- _TASK DESCRIPTION_
Identify each line below that contains the word "menu", and copy it out.

════════════════

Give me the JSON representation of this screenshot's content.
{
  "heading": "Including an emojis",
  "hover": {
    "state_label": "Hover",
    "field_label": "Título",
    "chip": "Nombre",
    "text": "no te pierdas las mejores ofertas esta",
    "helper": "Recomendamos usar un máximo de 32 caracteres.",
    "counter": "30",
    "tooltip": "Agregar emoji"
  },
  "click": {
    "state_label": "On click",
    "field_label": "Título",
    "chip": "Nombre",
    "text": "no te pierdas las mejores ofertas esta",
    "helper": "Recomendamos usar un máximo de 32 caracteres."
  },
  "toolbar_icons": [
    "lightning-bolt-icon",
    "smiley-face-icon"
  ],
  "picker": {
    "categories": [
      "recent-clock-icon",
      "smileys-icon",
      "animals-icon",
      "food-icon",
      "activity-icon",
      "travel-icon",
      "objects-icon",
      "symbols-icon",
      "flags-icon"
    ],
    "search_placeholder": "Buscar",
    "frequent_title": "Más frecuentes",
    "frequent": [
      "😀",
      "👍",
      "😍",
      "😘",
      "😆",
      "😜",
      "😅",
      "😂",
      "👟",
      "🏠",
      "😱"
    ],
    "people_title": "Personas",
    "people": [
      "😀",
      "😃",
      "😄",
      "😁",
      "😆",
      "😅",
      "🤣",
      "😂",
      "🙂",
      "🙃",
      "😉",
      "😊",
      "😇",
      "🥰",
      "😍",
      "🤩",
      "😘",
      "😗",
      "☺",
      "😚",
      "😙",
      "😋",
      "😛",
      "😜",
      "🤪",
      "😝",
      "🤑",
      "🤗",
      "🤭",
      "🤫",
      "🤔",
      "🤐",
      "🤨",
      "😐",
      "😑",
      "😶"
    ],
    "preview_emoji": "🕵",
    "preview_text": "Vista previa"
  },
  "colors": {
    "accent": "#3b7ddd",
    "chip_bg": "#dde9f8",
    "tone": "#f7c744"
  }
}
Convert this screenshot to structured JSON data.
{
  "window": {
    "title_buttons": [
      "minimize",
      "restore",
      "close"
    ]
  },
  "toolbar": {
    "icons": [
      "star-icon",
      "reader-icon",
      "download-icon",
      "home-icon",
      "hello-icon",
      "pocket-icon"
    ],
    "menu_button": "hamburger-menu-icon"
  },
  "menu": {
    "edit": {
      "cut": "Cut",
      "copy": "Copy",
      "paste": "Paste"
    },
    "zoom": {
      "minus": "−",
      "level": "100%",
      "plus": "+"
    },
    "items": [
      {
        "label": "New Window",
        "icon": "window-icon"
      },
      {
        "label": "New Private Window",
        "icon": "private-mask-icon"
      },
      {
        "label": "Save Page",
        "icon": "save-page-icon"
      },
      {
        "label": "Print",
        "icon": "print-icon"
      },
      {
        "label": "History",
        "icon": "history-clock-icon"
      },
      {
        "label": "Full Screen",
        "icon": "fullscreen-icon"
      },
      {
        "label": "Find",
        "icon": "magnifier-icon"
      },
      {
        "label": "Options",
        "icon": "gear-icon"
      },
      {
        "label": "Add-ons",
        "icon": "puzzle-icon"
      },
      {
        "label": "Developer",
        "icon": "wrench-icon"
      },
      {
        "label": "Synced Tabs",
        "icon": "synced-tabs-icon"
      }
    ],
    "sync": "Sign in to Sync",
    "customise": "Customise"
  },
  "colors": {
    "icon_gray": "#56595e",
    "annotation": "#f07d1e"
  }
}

════════════════

- _RESULT BELOW_
    "menu_button": "hamburger-menu-icon"
  "menu": {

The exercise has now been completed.